Repeat all of the material below exactly as written, images excluded.

__Data__.
--- START ---

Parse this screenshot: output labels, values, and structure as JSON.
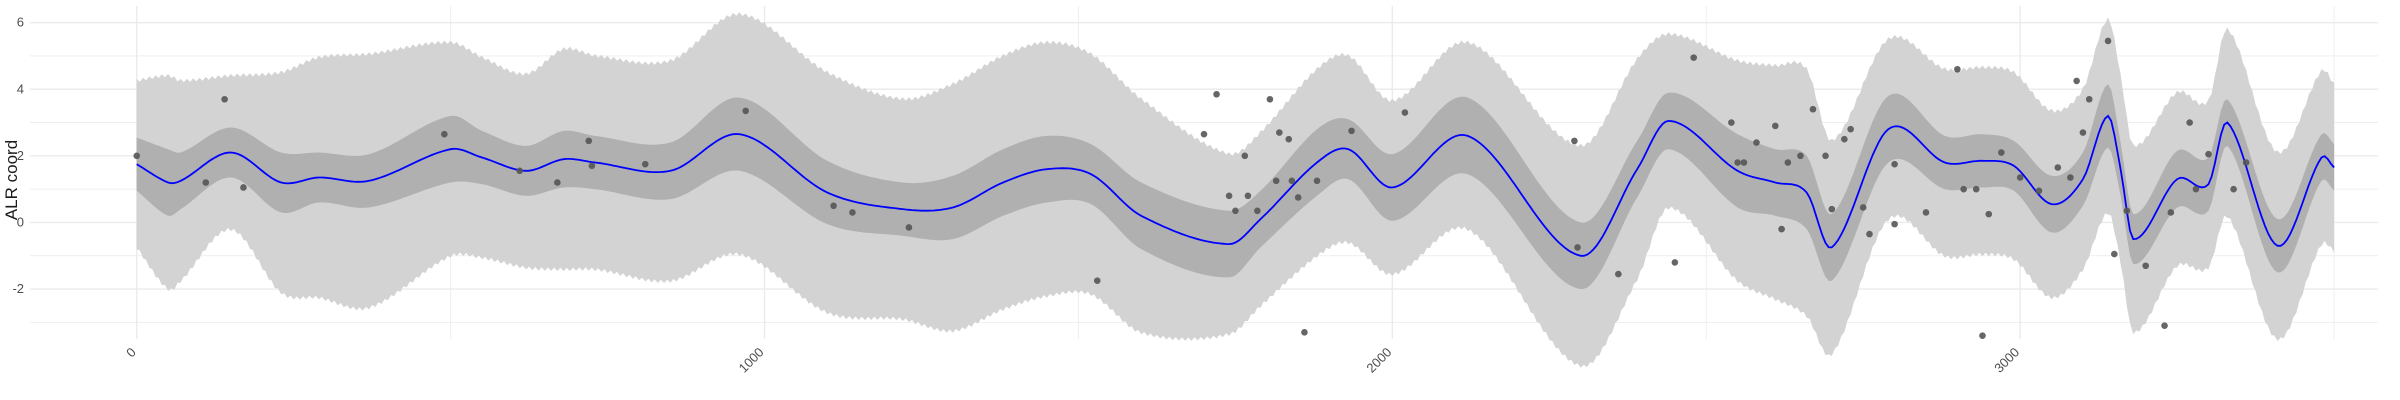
{
  "chart_data": {
    "type": "line",
    "title": "",
    "xlabel": "",
    "ylabel": "ALR coord",
    "xlim": [
      -170,
      3570
    ],
    "ylim": [
      -3.5,
      6.5
    ],
    "x_ticks": [
      0,
      1000,
      2000,
      3000
    ],
    "x_tick_labels": [
      "0",
      "1000",
      "2000",
      "3000"
    ],
    "y_ticks": [
      -2,
      0,
      2,
      4,
      6
    ],
    "y_tick_labels": [
      "-2",
      "0",
      "2",
      "4",
      "6"
    ],
    "grid": true,
    "legend": "none",
    "colors": {
      "mean_line": "#0000ff",
      "inner_band": "#b0b0b0",
      "outer_band": "#d3d3d3",
      "points": "#555555",
      "grid": "#ebebeb"
    },
    "series": [
      {
        "kind": "mean",
        "x": [
          0,
          50,
          70,
          150,
          230,
          290,
          370,
          500,
          550,
          620,
          680,
          730,
          850,
          960,
          1100,
          1220,
          1300,
          1380,
          1450,
          1520,
          1600,
          1740,
          1790,
          1880,
          1930,
          2000,
          2120,
          2300,
          2390,
          2440,
          2550,
          2610,
          2660,
          2700,
          2790,
          2880,
          2940,
          2990,
          3050,
          3100,
          3140,
          3160,
          3180,
          3250,
          3300,
          3330,
          3410,
          3480,
          3500
        ],
        "y": [
          1.75,
          1.2,
          1.25,
          2.1,
          1.2,
          1.35,
          1.25,
          2.2,
          1.95,
          1.55,
          1.9,
          1.8,
          1.55,
          2.65,
          0.9,
          0.4,
          0.45,
          1.2,
          1.6,
          1.45,
          0.2,
          -0.65,
          0.1,
          1.8,
          2.2,
          1.05,
          2.6,
          -1.0,
          1.6,
          3.05,
          1.55,
          1.2,
          0.9,
          -0.75,
          2.8,
          1.8,
          1.85,
          1.7,
          0.55,
          1.3,
          3.2,
          1.6,
          -0.5,
          1.3,
          1.15,
          3.0,
          -0.7,
          1.95,
          1.65
        ]
      },
      {
        "kind": "inner_band",
        "x": [
          0,
          50,
          70,
          150,
          230,
          290,
          370,
          500,
          550,
          620,
          680,
          730,
          850,
          960,
          1100,
          1220,
          1300,
          1380,
          1450,
          1520,
          1600,
          1740,
          1790,
          1880,
          1930,
          2000,
          2120,
          2300,
          2390,
          2440,
          2550,
          2610,
          2660,
          2700,
          2790,
          2880,
          2940,
          2990,
          3050,
          3100,
          3140,
          3160,
          3180,
          3250,
          3300,
          3330,
          3410,
          3480,
          3500
        ],
        "half_width": [
          0.8,
          1.0,
          0.85,
          0.75,
          0.9,
          0.75,
          0.8,
          1.0,
          0.8,
          0.75,
          0.85,
          0.8,
          0.85,
          1.1,
          0.95,
          0.8,
          0.95,
          1.0,
          1.0,
          0.9,
          1.0,
          1.0,
          0.85,
          1.0,
          0.9,
          1.0,
          1.15,
          1.0,
          0.85,
          0.85,
          1.1,
          1.0,
          1.1,
          1.0,
          1.0,
          0.8,
          0.8,
          0.75,
          0.85,
          0.8,
          0.95,
          0.8,
          0.75,
          0.85,
          0.8,
          0.7,
          0.8,
          0.7,
          0.7
        ]
      },
      {
        "kind": "outer_band",
        "x": [
          0,
          50,
          70,
          150,
          230,
          290,
          370,
          500,
          550,
          620,
          680,
          730,
          850,
          960,
          1100,
          1220,
          1300,
          1380,
          1450,
          1520,
          1600,
          1740,
          1790,
          1880,
          1930,
          2000,
          2120,
          2300,
          2390,
          2440,
          2550,
          2610,
          2660,
          2700,
          2790,
          2880,
          2940,
          2990,
          3050,
          3100,
          3140,
          3160,
          3180,
          3250,
          3300,
          3330,
          3410,
          3480,
          3500
        ],
        "half_width": [
          2.5,
          3.2,
          3.0,
          2.3,
          3.3,
          3.6,
          3.8,
          3.2,
          3.0,
          2.9,
          3.3,
          3.2,
          3.3,
          3.6,
          3.6,
          3.3,
          3.7,
          3.8,
          3.8,
          3.6,
          3.5,
          2.7,
          2.6,
          2.8,
          2.8,
          2.6,
          2.8,
          3.3,
          3.3,
          2.6,
          3.3,
          3.5,
          3.7,
          3.2,
          2.7,
          2.8,
          2.8,
          2.8,
          2.8,
          2.7,
          2.9,
          2.8,
          2.8,
          2.6,
          2.5,
          2.8,
          2.8,
          2.6,
          2.5
        ]
      },
      {
        "kind": "observations",
        "x": [
          0,
          110,
          140,
          170,
          490,
          610,
          670,
          720,
          725,
          810,
          970,
          1110,
          1140,
          1230,
          1530,
          1700,
          1720,
          1740,
          1750,
          1765,
          1770,
          1785,
          1805,
          1815,
          1820,
          1835,
          1840,
          1850,
          1860,
          1880,
          1935,
          2020,
          2290,
          2295,
          2360,
          2450,
          2480,
          2540,
          2550,
          2560,
          2580,
          2610,
          2620,
          2630,
          2650,
          2670,
          2690,
          2700,
          2720,
          2730,
          2750,
          2760,
          2800,
          2800,
          2850,
          2900,
          2910,
          2930,
          2940,
          2950,
          2970,
          3000,
          3030,
          3060,
          3080,
          3090,
          3100,
          3110,
          3140,
          3150,
          3170,
          3200,
          3230,
          3240,
          3270,
          3280,
          3300,
          3340,
          3360
        ],
        "y": [
          2.0,
          1.2,
          3.7,
          1.05,
          2.65,
          1.55,
          1.2,
          2.45,
          1.7,
          1.75,
          3.35,
          0.5,
          0.3,
          -0.15,
          -1.75,
          2.65,
          3.85,
          0.8,
          0.35,
          2.0,
          0.8,
          0.35,
          3.7,
          1.25,
          2.7,
          2.5,
          1.25,
          0.75,
          -3.3,
          1.25,
          2.75,
          3.3,
          2.45,
          -0.75,
          -1.55,
          -1.2,
          4.95,
          3.0,
          1.8,
          1.8,
          2.4,
          2.9,
          -0.2,
          1.8,
          2.0,
          3.4,
          2.0,
          0.4,
          2.5,
          2.8,
          0.45,
          -0.35,
          -0.05,
          1.75,
          0.3,
          4.6,
          1.0,
          1.0,
          -3.4,
          0.25,
          2.1,
          1.35,
          0.95,
          1.65,
          1.35,
          4.25,
          2.7,
          3.7,
          5.45,
          -0.95,
          0.35,
          -1.3,
          -3.1,
          0.3,
          3.0,
          1.0,
          2.05,
          1.0,
          1.8
        ]
      }
    ]
  }
}
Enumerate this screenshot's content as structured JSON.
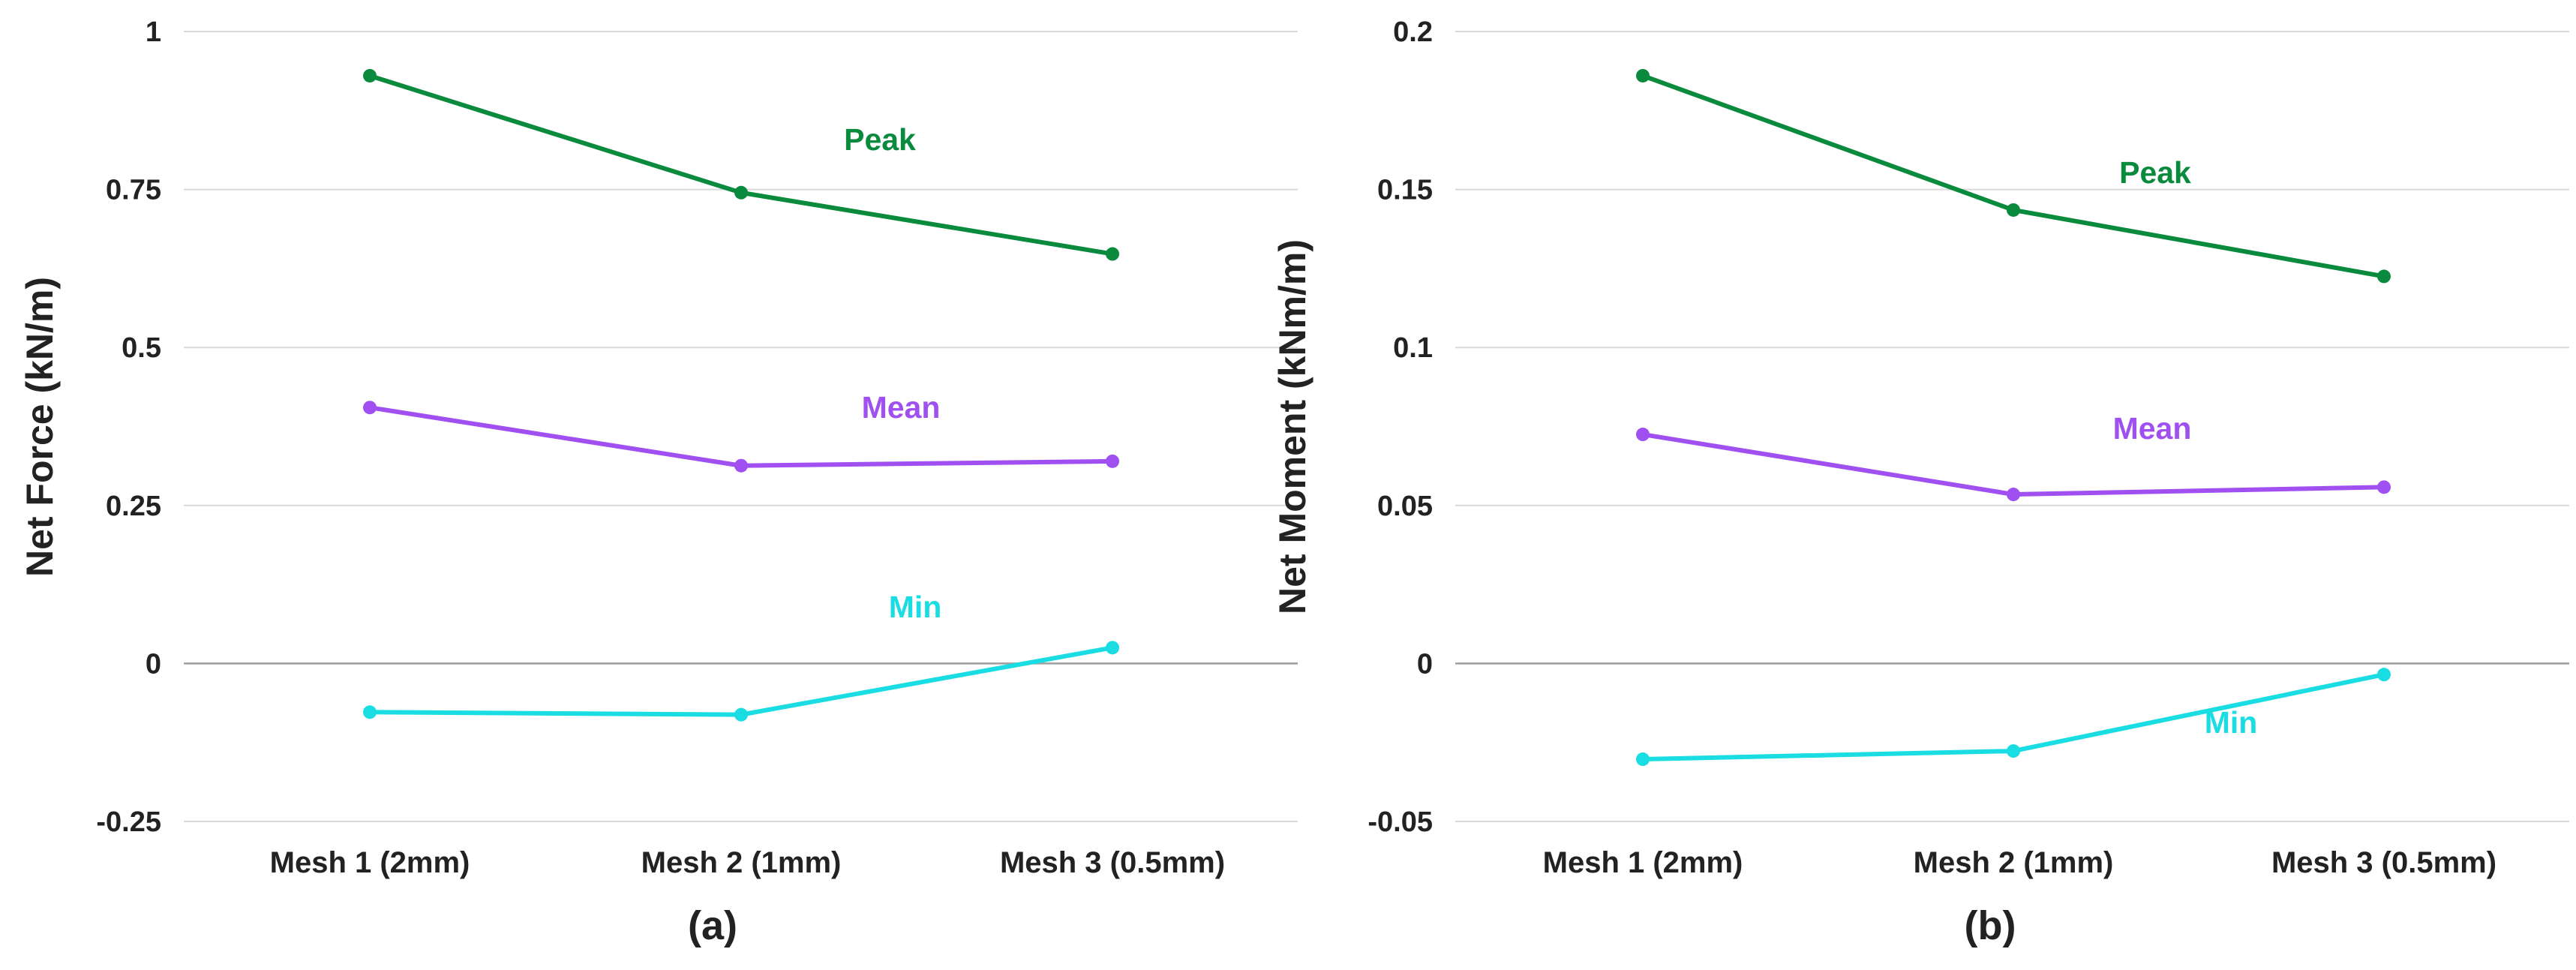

--- END ---

__Right answer__.
Parse this screenshot: output labels, values, and structure as JSON.
{
  "chart_data": {
    "type": "line",
    "title": "",
    "xlabel": "",
    "ylabel": "ALR coord",
    "xlim": [
      -170,
      3570
    ],
    "ylim": [
      -3.5,
      6.5
    ],
    "x_ticks": [
      0,
      1000,
      2000,
      3000
    ],
    "x_tick_labels": [
      "0",
      "1000",
      "2000",
      "3000"
    ],
    "y_ticks": [
      -2,
      0,
      2,
      4,
      6
    ],
    "y_tick_labels": [
      "-2",
      "0",
      "2",
      "4",
      "6"
    ],
    "grid": true,
    "legend": "none",
    "colors": {
      "mean_line": "#0000ff",
      "inner_band": "#b0b0b0",
      "outer_band": "#d3d3d3",
      "points": "#555555",
      "grid": "#ebebeb"
    },
    "series": [
      {
        "kind": "mean",
        "x": [
          0,
          50,
          70,
          150,
          230,
          290,
          370,
          500,
          550,
          620,
          680,
          730,
          850,
          960,
          1100,
          1220,
          1300,
          1380,
          1450,
          1520,
          1600,
          1740,
          1790,
          1880,
          1930,
          2000,
          2120,
          2300,
          2390,
          2440,
          2550,
          2610,
          2660,
          2700,
          2790,
          2880,
          2940,
          2990,
          3050,
          3100,
          3140,
          3160,
          3180,
          3250,
          3300,
          3330,
          3410,
          3480,
          3500
        ],
        "y": [
          1.75,
          1.2,
          1.25,
          2.1,
          1.2,
          1.35,
          1.25,
          2.2,
          1.95,
          1.55,
          1.9,
          1.8,
          1.55,
          2.65,
          0.9,
          0.4,
          0.45,
          1.2,
          1.6,
          1.45,
          0.2,
          -0.65,
          0.1,
          1.8,
          2.2,
          1.05,
          2.6,
          -1.0,
          1.6,
          3.05,
          1.55,
          1.2,
          0.9,
          -0.75,
          2.8,
          1.8,
          1.85,
          1.7,
          0.55,
          1.3,
          3.2,
          1.6,
          -0.5,
          1.3,
          1.15,
          3.0,
          -0.7,
          1.95,
          1.65
        ]
      },
      {
        "kind": "inner_band",
        "x": [
          0,
          50,
          70,
          150,
          230,
          290,
          370,
          500,
          550,
          620,
          680,
          730,
          850,
          960,
          1100,
          1220,
          1300,
          1380,
          1450,
          1520,
          1600,
          1740,
          1790,
          1880,
          1930,
          2000,
          2120,
          2300,
          2390,
          2440,
          2550,
          2610,
          2660,
          2700,
          2790,
          2880,
          2940,
          2990,
          3050,
          3100,
          3140,
          3160,
          3180,
          3250,
          3300,
          3330,
          3410,
          3480,
          3500
        ],
        "half_width": [
          0.8,
          1.0,
          0.85,
          0.75,
          0.9,
          0.75,
          0.8,
          1.0,
          0.8,
          0.75,
          0.85,
          0.8,
          0.85,
          1.1,
          0.95,
          0.8,
          0.95,
          1.0,
          1.0,
          0.9,
          1.0,
          1.0,
          0.85,
          1.0,
          0.9,
          1.0,
          1.15,
          1.0,
          0.85,
          0.85,
          1.1,
          1.0,
          1.1,
          1.0,
          1.0,
          0.8,
          0.8,
          0.75,
          0.85,
          0.8,
          0.95,
          0.8,
          0.75,
          0.85,
          0.8,
          0.7,
          0.8,
          0.7,
          0.7
        ]
      },
      {
        "kind": "outer_band",
        "x": [
          0,
          50,
          70,
          150,
          230,
          290,
          370,
          500,
          550,
          620,
          680,
          730,
          850,
          960,
          1100,
          1220,
          1300,
          1380,
          1450,
          1520,
          1600,
          1740,
          1790,
          1880,
          1930,
          2000,
          2120,
          2300,
          2390,
          2440,
          2550,
          2610,
          2660,
          2700,
          2790,
          2880,
          2940,
          2990,
          3050,
          3100,
          3140,
          3160,
          3180,
          3250,
          3300,
          3330,
          3410,
          3480,
          3500
        ],
        "half_width": [
          2.5,
          3.2,
          3.0,
          2.3,
          3.3,
          3.6,
          3.8,
          3.2,
          3.0,
          2.9,
          3.3,
          3.2,
          3.3,
          3.6,
          3.6,
          3.3,
          3.7,
          3.8,
          3.8,
          3.6,
          3.5,
          2.7,
          2.6,
          2.8,
          2.8,
          2.6,
          2.8,
          3.3,
          3.3,
          2.6,
          3.3,
          3.5,
          3.7,
          3.2,
          2.7,
          2.8,
          2.8,
          2.8,
          2.8,
          2.7,
          2.9,
          2.8,
          2.8,
          2.6,
          2.5,
          2.8,
          2.8,
          2.6,
          2.5
        ]
      },
      {
        "kind": "observations",
        "x": [
          0,
          110,
          140,
          170,
          490,
          610,
          670,
          720,
          725,
          810,
          970,
          1110,
          1140,
          1230,
          1530,
          1700,
          1720,
          1740,
          1750,
          1765,
          1770,
          1785,
          1805,
          1815,
          1820,
          1835,
          1840,
          1850,
          1860,
          1880,
          1935,
          2020,
          2290,
          2295,
          2360,
          2450,
          2480,
          2540,
          2550,
          2560,
          2580,
          2610,
          2620,
          2630,
          2650,
          2670,
          2690,
          2700,
          2720,
          2730,
          2750,
          2760,
          2800,
          2800,
          2850,
          2900,
          2910,
          2930,
          2940,
          2950,
          2970,
          3000,
          3030,
          3060,
          3080,
          3090,
          3100,
          3110,
          3140,
          3150,
          3170,
          3200,
          3230,
          3240,
          3270,
          3280,
          3300,
          3340,
          3360
        ],
        "y": [
          2.0,
          1.2,
          3.7,
          1.05,
          2.65,
          1.55,
          1.2,
          2.45,
          1.7,
          1.75,
          3.35,
          0.5,
          0.3,
          -0.15,
          -1.75,
          2.65,
          3.85,
          0.8,
          0.35,
          2.0,
          0.8,
          0.35,
          3.7,
          1.25,
          2.7,
          2.5,
          1.25,
          0.75,
          -3.3,
          1.25,
          2.75,
          3.3,
          2.45,
          -0.75,
          -1.55,
          -1.2,
          4.95,
          3.0,
          1.8,
          1.8,
          2.4,
          2.9,
          -0.2,
          1.8,
          2.0,
          3.4,
          2.0,
          0.4,
          2.5,
          2.8,
          0.45,
          -0.35,
          -0.05,
          1.75,
          0.3,
          4.6,
          1.0,
          1.0,
          -3.4,
          0.25,
          2.1,
          1.35,
          0.95,
          1.65,
          1.35,
          4.25,
          2.7,
          3.7,
          5.45,
          -0.95,
          0.35,
          -1.3,
          -3.1,
          0.3,
          3.0,
          1.0,
          2.05,
          1.0,
          1.8
        ]
      }
    ]
  }
}
Enumerate this screenshot's content as structured JSON.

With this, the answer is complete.